◆ **Task to complete**: Report how many lines contain the word "this", with no other text.

◆ **Extracted records**:

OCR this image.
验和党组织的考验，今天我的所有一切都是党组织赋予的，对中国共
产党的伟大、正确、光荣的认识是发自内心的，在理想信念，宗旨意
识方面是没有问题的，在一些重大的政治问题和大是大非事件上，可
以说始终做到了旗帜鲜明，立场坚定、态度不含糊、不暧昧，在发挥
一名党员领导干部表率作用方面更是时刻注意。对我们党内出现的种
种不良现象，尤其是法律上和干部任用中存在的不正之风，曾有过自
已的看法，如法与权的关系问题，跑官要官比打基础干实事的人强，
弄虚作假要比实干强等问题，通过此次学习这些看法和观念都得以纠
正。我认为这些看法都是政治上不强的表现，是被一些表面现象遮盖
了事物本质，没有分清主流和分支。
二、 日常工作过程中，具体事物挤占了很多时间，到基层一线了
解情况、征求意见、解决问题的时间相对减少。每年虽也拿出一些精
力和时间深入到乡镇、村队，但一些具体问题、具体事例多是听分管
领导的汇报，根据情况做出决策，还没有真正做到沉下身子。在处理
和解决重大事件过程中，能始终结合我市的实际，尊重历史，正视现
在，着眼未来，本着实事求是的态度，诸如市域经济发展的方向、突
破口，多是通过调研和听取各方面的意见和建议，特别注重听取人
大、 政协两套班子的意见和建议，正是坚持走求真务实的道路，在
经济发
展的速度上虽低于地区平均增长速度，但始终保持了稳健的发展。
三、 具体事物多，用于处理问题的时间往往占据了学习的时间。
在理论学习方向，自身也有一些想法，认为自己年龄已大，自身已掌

--

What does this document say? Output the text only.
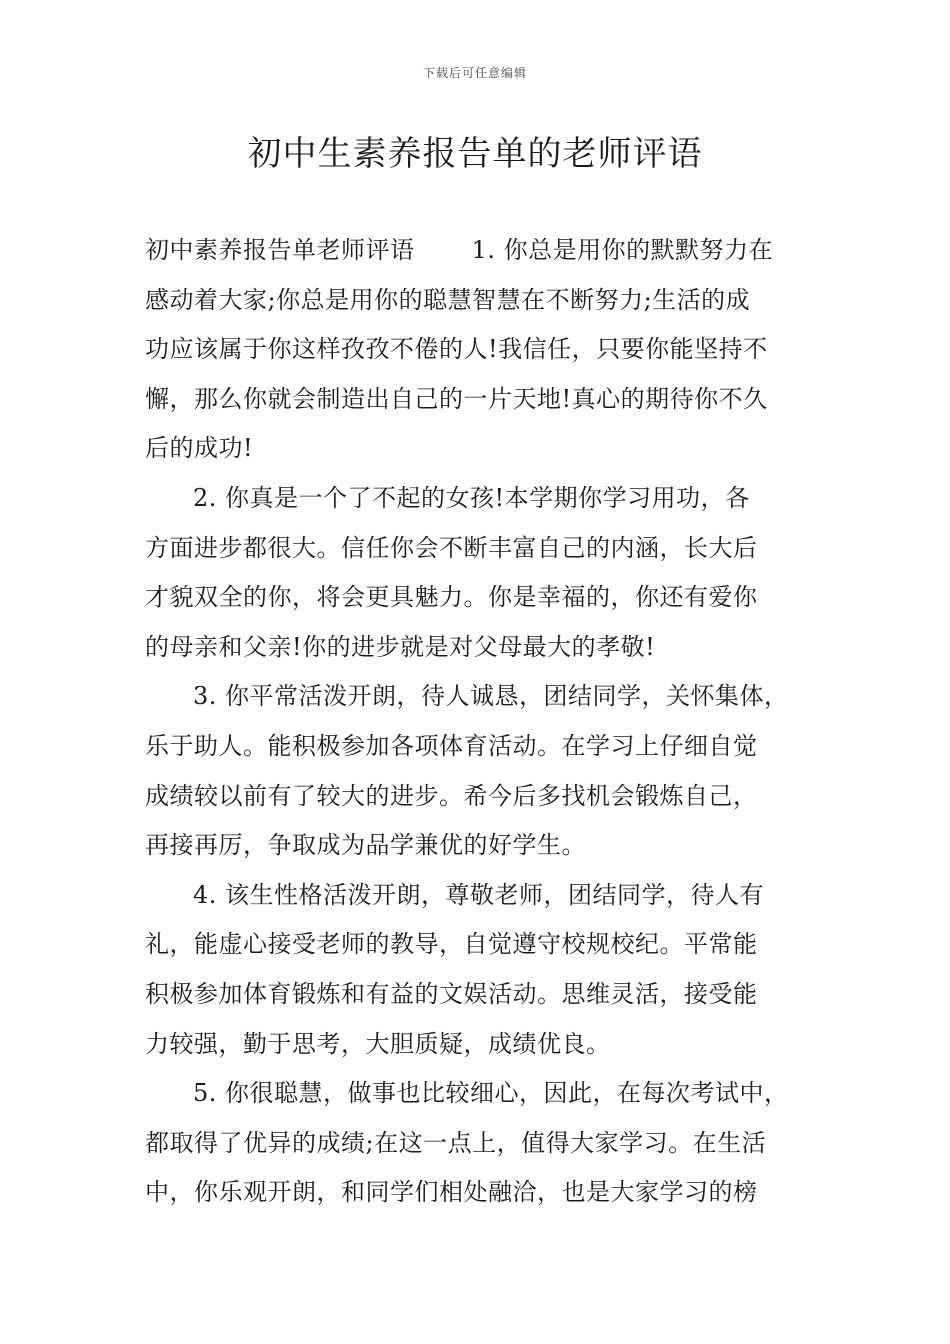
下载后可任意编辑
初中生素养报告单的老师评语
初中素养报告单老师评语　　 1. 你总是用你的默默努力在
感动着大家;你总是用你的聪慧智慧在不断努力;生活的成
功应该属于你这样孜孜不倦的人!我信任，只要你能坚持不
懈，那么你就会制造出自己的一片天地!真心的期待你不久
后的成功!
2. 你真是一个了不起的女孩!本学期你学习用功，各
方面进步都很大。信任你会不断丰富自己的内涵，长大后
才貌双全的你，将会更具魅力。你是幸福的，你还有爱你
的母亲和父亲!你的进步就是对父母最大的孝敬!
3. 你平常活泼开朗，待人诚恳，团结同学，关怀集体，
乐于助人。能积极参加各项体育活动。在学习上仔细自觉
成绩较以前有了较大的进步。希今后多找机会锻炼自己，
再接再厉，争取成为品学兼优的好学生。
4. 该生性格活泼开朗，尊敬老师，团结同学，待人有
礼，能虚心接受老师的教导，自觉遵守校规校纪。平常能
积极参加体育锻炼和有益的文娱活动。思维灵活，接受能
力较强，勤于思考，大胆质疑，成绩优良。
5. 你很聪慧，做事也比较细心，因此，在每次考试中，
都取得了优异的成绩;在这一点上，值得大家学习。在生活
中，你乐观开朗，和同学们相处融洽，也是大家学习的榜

◆ **Task answer**: 2